» WORK REQUIRED
List all lines of the data containing the word "Solution".

» ENTRIES SUPPLIED

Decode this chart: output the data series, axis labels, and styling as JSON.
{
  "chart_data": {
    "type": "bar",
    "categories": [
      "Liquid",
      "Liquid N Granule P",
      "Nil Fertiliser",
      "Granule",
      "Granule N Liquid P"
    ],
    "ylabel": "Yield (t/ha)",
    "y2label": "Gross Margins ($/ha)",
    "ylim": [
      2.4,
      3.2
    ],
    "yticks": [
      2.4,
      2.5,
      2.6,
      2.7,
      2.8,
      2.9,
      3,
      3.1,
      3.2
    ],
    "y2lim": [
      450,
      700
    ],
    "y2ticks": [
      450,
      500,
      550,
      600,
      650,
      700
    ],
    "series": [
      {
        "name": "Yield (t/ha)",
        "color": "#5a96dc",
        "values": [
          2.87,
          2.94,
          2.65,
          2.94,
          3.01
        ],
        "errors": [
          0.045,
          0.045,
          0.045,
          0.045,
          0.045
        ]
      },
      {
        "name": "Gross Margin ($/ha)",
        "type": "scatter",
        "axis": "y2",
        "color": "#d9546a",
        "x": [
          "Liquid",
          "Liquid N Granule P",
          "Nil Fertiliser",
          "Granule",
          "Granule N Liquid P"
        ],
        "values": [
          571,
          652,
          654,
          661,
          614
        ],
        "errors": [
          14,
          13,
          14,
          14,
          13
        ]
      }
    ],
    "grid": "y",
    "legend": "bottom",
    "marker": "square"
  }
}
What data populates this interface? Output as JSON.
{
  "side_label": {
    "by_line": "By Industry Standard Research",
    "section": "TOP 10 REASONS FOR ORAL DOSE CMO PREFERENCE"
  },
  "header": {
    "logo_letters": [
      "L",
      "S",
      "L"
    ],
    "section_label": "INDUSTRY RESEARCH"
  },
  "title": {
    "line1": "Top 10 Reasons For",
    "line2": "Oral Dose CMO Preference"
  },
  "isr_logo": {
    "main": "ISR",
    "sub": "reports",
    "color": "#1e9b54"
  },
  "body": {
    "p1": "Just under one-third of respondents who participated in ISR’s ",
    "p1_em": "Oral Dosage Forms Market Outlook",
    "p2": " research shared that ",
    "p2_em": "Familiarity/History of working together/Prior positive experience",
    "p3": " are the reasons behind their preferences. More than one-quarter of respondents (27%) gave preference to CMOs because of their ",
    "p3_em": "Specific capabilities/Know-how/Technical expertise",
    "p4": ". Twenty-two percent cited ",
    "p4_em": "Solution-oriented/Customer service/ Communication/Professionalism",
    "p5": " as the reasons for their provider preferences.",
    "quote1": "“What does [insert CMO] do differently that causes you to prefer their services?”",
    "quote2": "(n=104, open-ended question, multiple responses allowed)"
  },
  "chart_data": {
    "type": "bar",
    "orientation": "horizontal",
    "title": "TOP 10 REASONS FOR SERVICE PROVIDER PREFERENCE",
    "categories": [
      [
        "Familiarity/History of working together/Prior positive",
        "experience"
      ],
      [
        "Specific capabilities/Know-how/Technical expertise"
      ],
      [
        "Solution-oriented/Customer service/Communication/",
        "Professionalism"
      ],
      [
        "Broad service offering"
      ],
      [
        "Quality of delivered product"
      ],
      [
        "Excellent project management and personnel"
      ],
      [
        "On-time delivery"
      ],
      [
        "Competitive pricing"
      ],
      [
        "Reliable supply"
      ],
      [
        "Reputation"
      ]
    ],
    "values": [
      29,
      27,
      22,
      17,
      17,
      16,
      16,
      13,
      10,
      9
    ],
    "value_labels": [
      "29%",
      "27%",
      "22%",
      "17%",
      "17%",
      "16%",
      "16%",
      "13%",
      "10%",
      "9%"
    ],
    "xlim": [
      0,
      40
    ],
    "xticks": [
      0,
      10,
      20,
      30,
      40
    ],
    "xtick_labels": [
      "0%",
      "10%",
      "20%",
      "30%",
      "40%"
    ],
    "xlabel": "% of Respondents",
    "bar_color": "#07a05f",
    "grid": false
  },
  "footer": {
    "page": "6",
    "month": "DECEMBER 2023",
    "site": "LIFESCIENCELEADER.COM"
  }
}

» RESULT OF THIS EXERCISE
    "p4_em": "Solution-oriented/Customer service/ Communication/Professionalism",
        "Solution-oriented/Customer service/Communication/",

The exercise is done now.